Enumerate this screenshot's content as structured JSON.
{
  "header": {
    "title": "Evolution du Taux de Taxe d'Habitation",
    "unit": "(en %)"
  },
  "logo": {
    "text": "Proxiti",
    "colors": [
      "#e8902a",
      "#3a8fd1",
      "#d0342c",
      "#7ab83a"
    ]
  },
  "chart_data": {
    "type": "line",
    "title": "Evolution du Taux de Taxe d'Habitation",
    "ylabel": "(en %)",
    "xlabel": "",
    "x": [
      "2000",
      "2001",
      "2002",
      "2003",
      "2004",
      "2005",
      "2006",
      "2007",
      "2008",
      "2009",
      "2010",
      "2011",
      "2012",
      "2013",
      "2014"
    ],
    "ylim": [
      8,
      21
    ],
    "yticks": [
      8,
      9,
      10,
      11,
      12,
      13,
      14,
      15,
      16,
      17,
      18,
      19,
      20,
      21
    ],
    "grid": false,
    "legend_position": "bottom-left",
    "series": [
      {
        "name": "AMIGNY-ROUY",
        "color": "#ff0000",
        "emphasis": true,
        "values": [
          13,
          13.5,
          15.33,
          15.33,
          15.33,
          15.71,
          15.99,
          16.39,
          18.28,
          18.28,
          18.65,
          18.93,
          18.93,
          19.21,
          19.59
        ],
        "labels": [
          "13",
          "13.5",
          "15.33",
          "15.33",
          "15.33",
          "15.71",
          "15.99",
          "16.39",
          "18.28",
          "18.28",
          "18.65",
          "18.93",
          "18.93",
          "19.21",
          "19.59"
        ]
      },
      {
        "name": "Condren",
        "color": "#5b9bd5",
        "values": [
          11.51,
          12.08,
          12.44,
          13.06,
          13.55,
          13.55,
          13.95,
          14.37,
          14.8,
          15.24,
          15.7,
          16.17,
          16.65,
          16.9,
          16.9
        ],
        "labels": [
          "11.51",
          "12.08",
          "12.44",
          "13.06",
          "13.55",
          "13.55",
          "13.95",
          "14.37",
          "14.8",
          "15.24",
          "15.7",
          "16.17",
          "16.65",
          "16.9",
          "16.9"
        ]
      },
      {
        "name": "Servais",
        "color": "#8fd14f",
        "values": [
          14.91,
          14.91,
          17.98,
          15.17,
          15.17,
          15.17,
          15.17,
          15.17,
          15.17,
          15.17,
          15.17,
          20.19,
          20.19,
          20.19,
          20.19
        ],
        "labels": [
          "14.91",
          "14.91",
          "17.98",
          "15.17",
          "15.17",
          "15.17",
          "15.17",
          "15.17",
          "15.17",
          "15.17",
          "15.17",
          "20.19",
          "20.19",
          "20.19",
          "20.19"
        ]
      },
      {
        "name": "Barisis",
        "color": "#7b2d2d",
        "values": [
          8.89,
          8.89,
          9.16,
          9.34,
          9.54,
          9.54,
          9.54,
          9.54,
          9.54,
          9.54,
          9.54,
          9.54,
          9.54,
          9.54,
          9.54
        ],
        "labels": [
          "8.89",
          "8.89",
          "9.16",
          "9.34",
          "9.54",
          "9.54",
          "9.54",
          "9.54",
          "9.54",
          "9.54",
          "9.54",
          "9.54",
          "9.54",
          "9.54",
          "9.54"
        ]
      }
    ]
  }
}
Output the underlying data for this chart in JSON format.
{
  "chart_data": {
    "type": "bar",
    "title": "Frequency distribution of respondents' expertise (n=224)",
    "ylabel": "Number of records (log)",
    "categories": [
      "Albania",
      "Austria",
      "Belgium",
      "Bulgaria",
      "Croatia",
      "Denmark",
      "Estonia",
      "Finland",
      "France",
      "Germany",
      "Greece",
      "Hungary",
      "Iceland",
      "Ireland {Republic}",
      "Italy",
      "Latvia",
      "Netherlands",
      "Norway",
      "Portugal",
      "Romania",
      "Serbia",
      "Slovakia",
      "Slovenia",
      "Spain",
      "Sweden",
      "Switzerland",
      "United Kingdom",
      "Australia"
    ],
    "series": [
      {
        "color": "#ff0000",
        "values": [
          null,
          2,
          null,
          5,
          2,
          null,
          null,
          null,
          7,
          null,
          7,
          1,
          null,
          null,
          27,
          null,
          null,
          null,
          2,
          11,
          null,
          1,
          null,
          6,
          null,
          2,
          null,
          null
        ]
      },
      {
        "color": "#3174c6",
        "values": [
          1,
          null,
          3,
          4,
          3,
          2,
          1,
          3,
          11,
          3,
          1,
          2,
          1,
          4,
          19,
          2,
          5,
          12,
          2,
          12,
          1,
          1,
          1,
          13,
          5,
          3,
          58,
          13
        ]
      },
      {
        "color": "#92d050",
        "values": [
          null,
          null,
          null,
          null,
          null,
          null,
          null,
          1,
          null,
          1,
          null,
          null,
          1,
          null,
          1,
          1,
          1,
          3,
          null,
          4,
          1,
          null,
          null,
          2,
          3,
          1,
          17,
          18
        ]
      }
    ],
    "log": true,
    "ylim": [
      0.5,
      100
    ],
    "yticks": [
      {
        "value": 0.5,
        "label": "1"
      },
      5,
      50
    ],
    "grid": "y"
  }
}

- - - - - - -

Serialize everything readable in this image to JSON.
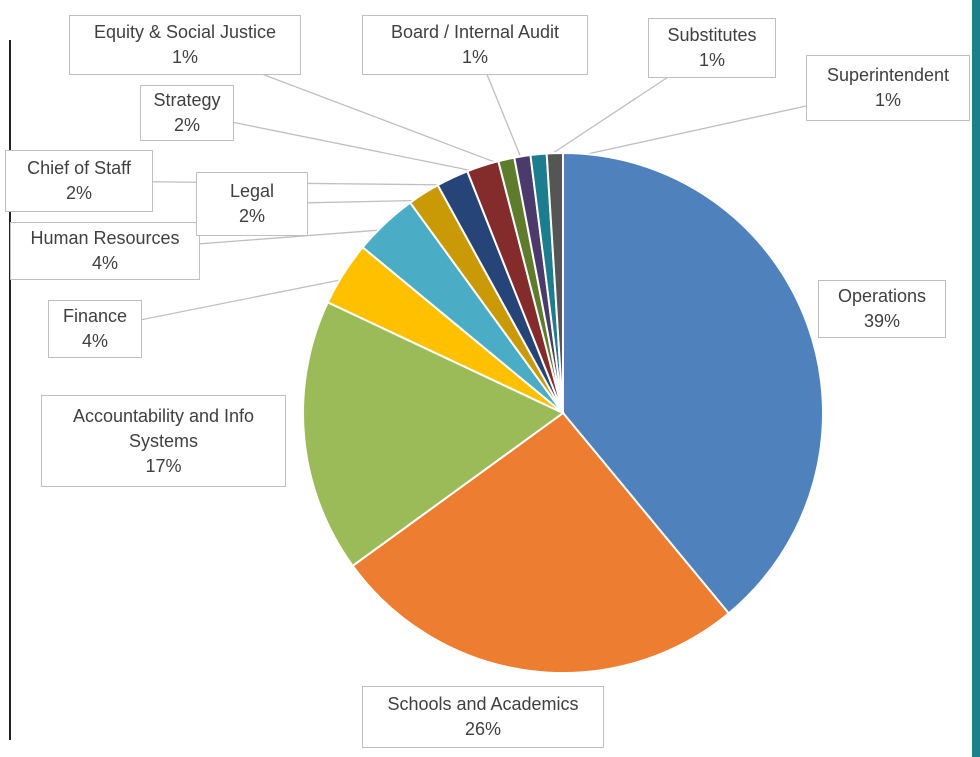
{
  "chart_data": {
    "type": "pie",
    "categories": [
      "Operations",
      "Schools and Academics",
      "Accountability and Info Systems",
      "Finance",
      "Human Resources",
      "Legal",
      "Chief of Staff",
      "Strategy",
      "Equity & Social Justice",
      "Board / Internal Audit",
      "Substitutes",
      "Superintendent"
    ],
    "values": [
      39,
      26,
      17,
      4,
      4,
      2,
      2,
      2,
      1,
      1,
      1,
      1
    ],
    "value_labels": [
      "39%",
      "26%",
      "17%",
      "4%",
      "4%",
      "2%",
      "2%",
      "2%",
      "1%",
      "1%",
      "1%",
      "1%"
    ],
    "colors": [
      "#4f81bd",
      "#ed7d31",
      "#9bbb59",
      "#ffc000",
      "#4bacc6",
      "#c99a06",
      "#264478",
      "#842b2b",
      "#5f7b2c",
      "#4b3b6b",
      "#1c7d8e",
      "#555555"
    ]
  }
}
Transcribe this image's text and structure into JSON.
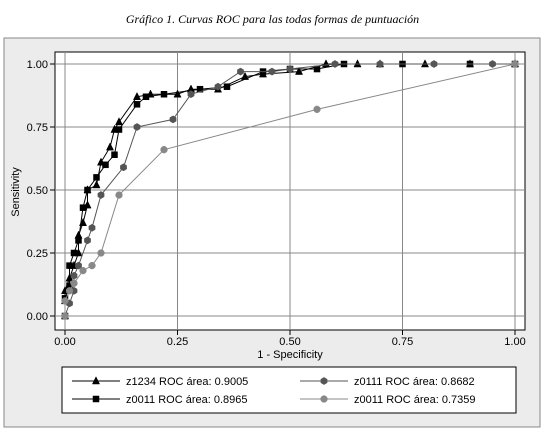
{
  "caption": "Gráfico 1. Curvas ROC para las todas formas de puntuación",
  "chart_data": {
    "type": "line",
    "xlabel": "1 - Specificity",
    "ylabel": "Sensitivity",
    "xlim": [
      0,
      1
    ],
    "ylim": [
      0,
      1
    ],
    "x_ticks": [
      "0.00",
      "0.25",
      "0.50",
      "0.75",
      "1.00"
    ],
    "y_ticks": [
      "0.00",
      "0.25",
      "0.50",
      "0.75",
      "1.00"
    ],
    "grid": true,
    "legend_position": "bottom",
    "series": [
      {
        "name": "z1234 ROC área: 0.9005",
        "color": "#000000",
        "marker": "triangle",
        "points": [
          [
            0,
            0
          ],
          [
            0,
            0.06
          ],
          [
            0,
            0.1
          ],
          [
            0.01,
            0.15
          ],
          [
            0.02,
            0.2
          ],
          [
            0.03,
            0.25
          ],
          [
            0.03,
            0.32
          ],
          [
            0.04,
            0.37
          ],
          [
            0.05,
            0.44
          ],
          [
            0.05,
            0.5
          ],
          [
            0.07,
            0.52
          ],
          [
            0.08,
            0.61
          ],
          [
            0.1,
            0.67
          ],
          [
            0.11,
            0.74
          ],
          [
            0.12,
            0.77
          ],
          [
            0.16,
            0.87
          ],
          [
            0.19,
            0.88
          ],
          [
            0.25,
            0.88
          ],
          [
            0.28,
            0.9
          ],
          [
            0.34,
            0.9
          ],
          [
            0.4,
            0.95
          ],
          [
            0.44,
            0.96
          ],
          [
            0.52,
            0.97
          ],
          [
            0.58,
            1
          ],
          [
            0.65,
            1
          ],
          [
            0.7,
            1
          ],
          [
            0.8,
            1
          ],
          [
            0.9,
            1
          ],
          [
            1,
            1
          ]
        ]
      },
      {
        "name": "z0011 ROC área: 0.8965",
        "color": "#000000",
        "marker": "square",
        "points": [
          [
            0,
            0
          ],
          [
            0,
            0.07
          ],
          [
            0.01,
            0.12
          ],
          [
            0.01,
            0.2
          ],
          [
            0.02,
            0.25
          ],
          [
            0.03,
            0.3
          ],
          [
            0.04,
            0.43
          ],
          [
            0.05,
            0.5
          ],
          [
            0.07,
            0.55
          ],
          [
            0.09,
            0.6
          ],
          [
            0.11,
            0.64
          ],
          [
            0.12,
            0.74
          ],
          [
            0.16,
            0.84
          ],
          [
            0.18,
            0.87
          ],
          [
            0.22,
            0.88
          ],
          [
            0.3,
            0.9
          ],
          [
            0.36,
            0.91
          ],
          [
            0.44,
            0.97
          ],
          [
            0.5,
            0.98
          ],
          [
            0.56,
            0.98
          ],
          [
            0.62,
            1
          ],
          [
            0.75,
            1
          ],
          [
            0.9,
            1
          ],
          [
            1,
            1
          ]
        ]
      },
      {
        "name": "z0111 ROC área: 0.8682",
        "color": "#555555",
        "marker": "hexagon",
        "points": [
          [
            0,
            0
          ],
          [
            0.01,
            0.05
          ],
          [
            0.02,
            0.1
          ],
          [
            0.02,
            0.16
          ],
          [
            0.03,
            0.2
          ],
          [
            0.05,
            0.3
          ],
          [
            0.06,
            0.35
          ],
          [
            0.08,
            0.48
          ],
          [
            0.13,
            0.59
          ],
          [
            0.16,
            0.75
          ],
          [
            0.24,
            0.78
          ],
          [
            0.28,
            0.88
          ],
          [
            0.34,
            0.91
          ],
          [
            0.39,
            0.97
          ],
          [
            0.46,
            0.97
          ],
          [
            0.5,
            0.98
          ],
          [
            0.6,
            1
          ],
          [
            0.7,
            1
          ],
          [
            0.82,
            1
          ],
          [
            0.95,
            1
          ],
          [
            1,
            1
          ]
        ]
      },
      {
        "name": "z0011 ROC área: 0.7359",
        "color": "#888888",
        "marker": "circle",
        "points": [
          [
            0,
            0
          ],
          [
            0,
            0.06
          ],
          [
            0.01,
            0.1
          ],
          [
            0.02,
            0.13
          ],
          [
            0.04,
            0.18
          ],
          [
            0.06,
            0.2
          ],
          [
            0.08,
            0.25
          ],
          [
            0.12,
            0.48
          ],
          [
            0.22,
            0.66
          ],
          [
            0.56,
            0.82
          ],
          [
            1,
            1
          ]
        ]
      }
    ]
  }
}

- - - - - - -

● Task instructions:
Where a line above holds the string "name", show that line.

● Exercise result:
        "name": "AMIGNY-ROUY",
        "name": "Condren",
        "name": "Servais",
        "name": "Barisis",
        "name": "z1234 ROC área: 0.9005",
        "name": "z0011 ROC área: 0.8965",
        "name": "z0111 ROC área: 0.8682",
        "name": "z0011 ROC área: 0.7359",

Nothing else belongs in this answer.